_Task requirements_
Identify and pull out each line of the entries in which "subtitle" occurs.

_Material supplied_
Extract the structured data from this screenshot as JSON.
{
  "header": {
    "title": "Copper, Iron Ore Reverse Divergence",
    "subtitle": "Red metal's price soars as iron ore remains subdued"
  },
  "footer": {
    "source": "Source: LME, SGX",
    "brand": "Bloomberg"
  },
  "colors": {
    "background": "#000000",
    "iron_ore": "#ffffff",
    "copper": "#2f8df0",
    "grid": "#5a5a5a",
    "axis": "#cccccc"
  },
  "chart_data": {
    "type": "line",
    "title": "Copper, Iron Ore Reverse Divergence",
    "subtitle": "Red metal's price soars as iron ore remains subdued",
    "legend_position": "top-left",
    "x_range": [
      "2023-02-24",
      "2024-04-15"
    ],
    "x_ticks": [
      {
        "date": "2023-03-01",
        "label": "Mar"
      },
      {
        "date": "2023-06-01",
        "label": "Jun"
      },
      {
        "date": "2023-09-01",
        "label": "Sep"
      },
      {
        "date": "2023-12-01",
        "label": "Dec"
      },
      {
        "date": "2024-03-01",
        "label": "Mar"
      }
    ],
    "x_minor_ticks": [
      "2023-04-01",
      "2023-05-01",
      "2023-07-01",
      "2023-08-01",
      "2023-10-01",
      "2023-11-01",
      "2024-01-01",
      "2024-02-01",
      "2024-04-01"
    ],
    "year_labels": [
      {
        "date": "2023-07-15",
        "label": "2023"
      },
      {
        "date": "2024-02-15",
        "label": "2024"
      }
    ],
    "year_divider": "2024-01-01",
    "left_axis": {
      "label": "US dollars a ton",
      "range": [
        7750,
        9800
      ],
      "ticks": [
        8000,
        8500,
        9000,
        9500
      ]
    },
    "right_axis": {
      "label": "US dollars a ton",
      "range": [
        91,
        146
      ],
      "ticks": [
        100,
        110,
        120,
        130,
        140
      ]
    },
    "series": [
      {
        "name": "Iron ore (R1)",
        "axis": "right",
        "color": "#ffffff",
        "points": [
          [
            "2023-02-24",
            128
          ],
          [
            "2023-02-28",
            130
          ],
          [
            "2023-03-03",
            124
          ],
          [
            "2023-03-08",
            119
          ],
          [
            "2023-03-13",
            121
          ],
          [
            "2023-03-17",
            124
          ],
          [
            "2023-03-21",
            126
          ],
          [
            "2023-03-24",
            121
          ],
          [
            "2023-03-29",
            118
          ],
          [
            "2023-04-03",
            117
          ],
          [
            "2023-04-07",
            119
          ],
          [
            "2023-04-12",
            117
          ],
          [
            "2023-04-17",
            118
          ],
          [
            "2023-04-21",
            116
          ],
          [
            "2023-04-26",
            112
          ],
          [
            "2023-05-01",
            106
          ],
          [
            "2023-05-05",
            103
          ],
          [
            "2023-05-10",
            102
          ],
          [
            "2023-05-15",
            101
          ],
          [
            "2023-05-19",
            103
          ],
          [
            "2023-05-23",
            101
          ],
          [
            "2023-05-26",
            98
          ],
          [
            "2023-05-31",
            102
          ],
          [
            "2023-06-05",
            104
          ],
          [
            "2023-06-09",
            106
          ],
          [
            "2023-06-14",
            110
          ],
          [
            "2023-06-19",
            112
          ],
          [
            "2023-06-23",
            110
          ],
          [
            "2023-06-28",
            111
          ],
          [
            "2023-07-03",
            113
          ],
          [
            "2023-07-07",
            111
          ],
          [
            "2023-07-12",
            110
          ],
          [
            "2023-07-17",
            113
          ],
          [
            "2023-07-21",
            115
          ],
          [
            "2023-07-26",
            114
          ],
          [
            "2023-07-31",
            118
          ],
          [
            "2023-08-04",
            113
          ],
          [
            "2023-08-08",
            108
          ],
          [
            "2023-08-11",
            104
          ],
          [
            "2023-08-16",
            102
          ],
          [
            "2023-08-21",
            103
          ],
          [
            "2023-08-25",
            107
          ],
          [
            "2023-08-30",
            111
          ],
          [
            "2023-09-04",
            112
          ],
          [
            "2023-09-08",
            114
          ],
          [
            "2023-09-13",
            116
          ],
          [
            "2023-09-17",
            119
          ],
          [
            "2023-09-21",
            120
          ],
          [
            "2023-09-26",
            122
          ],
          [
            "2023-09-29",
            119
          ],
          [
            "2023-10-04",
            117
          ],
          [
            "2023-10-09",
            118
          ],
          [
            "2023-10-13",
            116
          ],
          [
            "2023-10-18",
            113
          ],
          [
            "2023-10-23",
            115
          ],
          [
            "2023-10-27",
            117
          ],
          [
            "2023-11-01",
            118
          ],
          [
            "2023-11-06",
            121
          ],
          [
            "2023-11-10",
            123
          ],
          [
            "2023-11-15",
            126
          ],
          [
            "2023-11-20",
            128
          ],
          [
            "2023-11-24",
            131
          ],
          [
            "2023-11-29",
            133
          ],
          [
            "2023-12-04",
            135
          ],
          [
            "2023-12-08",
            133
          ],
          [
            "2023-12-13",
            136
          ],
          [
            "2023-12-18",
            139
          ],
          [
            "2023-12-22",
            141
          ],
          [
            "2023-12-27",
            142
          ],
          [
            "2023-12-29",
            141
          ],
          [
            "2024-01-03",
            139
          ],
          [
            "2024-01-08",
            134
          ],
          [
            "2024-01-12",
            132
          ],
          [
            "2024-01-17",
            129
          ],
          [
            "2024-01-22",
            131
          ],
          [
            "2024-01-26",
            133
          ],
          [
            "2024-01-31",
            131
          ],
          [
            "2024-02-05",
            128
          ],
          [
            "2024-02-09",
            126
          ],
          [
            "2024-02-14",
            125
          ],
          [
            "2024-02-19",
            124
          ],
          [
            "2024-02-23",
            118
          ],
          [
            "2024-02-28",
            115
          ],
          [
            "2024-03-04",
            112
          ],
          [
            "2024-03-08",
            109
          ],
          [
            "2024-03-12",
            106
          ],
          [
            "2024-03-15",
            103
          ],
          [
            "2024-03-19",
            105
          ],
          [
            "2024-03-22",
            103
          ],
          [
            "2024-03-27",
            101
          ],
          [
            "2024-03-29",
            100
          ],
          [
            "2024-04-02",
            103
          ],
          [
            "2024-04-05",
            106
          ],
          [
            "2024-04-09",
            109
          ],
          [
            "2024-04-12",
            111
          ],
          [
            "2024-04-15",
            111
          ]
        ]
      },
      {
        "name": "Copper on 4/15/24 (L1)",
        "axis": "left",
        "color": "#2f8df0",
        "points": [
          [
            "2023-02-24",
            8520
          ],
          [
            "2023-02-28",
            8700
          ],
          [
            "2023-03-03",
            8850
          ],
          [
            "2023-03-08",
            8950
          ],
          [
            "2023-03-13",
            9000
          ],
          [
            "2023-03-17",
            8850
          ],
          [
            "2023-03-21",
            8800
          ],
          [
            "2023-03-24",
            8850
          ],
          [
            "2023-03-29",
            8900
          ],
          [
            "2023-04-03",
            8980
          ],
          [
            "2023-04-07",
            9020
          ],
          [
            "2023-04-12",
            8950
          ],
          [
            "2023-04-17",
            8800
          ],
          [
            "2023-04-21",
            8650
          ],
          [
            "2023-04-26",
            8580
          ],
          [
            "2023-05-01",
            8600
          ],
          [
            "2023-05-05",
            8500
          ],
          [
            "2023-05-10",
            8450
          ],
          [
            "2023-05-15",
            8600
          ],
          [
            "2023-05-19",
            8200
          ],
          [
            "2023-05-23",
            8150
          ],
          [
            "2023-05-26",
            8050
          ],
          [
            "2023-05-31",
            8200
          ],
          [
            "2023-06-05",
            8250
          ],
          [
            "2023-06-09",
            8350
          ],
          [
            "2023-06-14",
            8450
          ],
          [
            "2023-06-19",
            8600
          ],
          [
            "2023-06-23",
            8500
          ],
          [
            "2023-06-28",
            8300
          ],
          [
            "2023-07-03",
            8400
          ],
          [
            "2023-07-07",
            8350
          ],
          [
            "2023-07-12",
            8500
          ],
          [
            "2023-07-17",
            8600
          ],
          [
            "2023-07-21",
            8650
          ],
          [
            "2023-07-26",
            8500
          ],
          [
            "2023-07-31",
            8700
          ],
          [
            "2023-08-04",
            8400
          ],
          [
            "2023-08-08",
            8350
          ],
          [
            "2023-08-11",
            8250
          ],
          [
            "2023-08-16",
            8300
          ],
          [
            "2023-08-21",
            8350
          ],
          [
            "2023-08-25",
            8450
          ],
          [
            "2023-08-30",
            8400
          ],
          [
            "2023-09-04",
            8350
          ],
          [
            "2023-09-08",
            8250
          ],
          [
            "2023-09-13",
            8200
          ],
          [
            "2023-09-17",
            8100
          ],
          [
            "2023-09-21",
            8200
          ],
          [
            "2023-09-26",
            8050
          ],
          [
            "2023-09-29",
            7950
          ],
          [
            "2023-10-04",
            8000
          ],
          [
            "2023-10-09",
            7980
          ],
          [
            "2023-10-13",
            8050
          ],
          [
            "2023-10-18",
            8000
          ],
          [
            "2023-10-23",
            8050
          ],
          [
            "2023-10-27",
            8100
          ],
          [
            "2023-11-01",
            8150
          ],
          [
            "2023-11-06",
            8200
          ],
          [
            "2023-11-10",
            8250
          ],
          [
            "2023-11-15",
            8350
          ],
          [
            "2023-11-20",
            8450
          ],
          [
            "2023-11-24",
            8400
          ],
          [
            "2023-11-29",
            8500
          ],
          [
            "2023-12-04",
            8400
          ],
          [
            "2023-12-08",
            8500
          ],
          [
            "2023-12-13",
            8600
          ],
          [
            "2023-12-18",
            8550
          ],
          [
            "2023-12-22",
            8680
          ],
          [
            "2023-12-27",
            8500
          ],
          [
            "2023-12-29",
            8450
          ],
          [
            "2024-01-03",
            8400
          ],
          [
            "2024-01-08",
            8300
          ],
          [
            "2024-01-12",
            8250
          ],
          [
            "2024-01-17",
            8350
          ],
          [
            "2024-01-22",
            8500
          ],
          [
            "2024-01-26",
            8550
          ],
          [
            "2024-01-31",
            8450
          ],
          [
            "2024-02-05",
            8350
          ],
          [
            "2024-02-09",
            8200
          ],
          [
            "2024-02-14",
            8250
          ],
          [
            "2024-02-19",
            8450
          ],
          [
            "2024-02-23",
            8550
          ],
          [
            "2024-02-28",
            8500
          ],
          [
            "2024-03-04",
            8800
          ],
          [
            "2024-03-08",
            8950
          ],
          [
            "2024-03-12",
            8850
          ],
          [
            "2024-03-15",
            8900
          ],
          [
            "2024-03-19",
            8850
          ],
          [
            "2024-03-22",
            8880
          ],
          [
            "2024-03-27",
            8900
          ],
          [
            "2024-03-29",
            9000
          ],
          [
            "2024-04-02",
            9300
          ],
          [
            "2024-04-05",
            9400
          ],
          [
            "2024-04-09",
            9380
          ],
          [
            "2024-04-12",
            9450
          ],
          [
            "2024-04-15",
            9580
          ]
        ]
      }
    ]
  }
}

_Complete response_
    "subtitle": "Red metal's price soars as iron ore remains subdued"
    "subtitle": "Red metal's price soars as iron ore remains subdued",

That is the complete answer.